**SET EXERCISE**
Examine the material below. Gather every line in which the string "JSON" appears.

─── SUPPLIED DATA ───

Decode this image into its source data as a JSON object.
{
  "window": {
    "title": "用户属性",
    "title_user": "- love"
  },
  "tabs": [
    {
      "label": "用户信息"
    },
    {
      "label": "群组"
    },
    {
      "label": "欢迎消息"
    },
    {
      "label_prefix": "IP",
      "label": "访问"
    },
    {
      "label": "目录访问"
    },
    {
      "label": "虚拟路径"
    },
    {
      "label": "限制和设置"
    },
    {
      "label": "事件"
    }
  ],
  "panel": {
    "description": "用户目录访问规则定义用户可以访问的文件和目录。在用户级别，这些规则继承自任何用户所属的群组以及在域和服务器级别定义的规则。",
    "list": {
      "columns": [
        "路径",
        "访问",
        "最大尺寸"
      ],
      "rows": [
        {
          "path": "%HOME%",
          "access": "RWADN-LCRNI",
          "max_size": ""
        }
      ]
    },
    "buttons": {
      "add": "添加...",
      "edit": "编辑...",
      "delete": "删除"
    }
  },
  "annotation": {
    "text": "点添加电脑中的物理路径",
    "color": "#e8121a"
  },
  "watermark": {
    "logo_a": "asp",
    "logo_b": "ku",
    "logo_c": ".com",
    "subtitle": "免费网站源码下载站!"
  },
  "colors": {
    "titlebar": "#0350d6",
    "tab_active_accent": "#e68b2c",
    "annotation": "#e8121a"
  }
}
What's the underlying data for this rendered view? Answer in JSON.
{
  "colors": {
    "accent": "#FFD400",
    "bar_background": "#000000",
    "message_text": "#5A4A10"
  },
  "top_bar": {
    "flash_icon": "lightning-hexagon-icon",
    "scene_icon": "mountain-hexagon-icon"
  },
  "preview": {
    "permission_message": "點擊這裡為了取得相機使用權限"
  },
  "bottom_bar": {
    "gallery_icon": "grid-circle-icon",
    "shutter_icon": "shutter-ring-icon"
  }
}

───

**EXERCISE ANSWER**
Decode this image into its source data as a JSON object.
What's the underlying data for this rendered view? Answer in JSON.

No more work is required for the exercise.